Problem to work on
Are you able to quote each entry exactly as written?

Data records
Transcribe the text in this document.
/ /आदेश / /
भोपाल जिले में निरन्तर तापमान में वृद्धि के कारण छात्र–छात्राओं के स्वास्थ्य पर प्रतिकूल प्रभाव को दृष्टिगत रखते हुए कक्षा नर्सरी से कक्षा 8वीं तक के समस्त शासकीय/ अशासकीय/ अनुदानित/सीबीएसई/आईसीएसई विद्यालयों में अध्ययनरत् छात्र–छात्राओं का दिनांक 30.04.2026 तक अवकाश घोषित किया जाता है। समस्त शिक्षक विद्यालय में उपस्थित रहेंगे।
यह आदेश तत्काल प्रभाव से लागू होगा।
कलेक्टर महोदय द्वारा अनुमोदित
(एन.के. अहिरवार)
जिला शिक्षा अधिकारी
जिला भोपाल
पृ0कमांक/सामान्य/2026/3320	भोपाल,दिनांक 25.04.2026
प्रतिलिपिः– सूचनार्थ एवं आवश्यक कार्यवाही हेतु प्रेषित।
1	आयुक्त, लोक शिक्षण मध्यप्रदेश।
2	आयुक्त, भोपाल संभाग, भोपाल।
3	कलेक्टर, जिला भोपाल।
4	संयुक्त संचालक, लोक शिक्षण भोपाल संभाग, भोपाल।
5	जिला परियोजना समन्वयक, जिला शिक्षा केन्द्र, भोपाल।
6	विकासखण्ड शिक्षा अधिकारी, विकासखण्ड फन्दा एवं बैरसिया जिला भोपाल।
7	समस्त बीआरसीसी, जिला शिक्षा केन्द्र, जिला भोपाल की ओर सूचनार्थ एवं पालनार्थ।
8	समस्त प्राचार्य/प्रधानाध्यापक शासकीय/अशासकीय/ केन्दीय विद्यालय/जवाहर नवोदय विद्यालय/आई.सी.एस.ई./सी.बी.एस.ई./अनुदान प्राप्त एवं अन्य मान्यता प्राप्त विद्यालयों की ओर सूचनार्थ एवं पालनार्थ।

Written solution
Transcribe the text in this document.
/ /आदेश / /
भोपाल जिले में निरन्तर तापमान में वृद्धि के कारण छात्र–छात्राओं के स्वास्थ्य पर प्रतिकूल प्रभाव को दृष्टिगत रखते हुए कक्षा नर्सरी से कक्षा 8वीं तक के समस्त शासकीय/ अशासकीय/ अनुदानित/सीबीएसई/आईसीएसई विद्यालयों में अध्ययनरत् छात्र–छात्राओं का दिनांक 30.04.2026 तक अवकाश घोषित किया जाता है। समस्त शिक्षक विद्यालय में उपस्थित रहेंगे।
यह आदेश तत्काल प्रभाव से लागू होगा।
कलेक्टर महोदय द्वारा अनुमोदित
(एन.के. अहिरवार)
जिला शिक्षा अधिकारी
जिला भोपाल
पृ0कमांक/सामान्य/2026/3320	भोपाल,दिनांक 25.04.2026
प्रतिलिपिः– सूचनार्थ एवं आवश्यक कार्यवाही हेतु प्रेषित।
1	आयुक्त, लोक शिक्षण मध्यप्रदेश।
2	आयुक्त, भोपाल संभाग, भोपाल।
3	कलेक्टर, जिला भोपाल।
4	संयुक्त संचालक, लोक शिक्षण भोपाल संभाग, भोपाल।
5	जिला परियोजना समन्वयक, जिला शिक्षा केन्द्र, भोपाल।
6	विकासखण्ड शिक्षा अधिकारी, विकासखण्ड फन्दा एवं बैरसिया जिला भोपाल।
7	समस्त बीआरसीसी, जिला शिक्षा केन्द्र, जिला भोपाल की ओर सूचनार्थ एवं पालनार्थ।
8	समस्त प्राचार्य/प्रधानाध्यापक शासकीय/अशासकीय/ केन्दीय विद्यालय/जवाहर नवोदय विद्यालय/आई.सी.एस.ई./सी.बी.एस.ई./अनुदान प्राप्त एवं अन्य मान्यता प्राप्त विद्यालयों की ओर सूचनार्थ एवं पालनार्थ।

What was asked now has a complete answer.